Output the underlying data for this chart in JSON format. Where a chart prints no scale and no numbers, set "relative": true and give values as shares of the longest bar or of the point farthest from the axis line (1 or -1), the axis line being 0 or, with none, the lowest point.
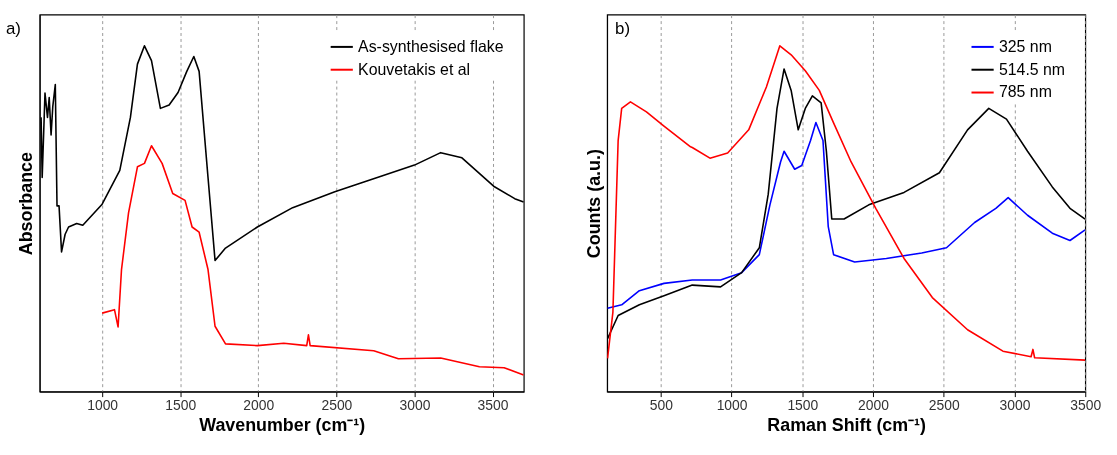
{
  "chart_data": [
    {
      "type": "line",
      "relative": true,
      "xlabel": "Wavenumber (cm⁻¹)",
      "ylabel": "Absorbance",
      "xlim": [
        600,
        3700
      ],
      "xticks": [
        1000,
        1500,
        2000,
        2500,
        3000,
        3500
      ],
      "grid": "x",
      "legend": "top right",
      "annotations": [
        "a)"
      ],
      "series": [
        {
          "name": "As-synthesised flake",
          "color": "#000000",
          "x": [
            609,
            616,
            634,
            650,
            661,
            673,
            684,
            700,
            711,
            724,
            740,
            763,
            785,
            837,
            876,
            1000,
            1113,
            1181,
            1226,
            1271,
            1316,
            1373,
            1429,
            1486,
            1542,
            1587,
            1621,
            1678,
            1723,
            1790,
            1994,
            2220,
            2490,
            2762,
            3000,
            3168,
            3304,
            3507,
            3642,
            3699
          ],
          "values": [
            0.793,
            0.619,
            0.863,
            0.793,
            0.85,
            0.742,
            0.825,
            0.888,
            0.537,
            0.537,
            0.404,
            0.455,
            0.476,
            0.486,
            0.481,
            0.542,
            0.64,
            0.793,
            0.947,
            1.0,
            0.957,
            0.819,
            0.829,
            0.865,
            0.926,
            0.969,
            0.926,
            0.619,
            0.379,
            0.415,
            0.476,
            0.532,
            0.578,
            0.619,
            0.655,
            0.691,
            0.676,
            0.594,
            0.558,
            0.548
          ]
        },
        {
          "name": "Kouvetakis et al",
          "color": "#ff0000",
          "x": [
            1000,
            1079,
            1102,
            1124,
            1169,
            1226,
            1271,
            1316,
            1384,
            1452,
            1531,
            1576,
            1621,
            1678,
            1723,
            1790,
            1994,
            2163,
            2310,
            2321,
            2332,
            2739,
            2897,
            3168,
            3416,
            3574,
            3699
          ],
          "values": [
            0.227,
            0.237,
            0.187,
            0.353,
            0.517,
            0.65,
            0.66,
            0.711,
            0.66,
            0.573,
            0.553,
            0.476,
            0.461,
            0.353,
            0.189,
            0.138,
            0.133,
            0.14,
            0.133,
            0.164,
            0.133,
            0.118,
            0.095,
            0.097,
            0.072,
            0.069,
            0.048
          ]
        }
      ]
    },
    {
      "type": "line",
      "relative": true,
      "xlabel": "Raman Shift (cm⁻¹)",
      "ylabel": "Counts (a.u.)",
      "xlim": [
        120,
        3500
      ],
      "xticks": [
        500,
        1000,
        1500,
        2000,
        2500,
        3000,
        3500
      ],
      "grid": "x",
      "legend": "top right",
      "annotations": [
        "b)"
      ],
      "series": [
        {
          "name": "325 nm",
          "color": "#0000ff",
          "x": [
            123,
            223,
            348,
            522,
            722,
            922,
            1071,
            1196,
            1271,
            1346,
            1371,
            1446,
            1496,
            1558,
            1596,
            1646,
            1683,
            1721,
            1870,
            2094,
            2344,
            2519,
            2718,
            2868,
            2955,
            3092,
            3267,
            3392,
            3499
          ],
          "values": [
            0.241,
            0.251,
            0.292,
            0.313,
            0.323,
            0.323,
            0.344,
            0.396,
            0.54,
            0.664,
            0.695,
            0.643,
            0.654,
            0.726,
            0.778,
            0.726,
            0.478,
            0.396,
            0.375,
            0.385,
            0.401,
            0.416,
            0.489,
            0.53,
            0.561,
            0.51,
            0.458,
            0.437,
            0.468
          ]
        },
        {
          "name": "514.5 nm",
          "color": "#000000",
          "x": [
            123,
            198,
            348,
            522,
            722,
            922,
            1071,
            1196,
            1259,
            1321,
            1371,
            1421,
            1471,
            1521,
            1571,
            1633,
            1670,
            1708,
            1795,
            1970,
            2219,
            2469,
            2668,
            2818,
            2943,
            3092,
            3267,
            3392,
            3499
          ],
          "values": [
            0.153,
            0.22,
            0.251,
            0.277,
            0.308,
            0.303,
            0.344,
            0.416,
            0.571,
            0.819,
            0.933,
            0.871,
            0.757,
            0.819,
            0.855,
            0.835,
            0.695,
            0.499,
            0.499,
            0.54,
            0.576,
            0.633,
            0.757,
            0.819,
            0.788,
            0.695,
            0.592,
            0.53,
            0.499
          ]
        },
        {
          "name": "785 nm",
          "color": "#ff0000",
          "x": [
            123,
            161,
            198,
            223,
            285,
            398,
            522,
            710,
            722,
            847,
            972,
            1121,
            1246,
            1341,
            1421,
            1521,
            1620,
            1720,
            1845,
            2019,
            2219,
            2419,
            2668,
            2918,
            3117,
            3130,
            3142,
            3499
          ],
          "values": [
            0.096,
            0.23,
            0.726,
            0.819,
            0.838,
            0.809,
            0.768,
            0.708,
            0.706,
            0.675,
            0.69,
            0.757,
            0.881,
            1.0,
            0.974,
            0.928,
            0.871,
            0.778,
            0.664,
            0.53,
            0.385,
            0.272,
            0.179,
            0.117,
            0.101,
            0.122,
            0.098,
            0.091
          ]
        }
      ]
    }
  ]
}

- - - - - - -

From the data above, gather every line that includes the word "xlabel".

» Written answer
      "xlabel": "Wavenumber (cm⁻¹)",
      "xlabel": "Raman Shift (cm⁻¹)",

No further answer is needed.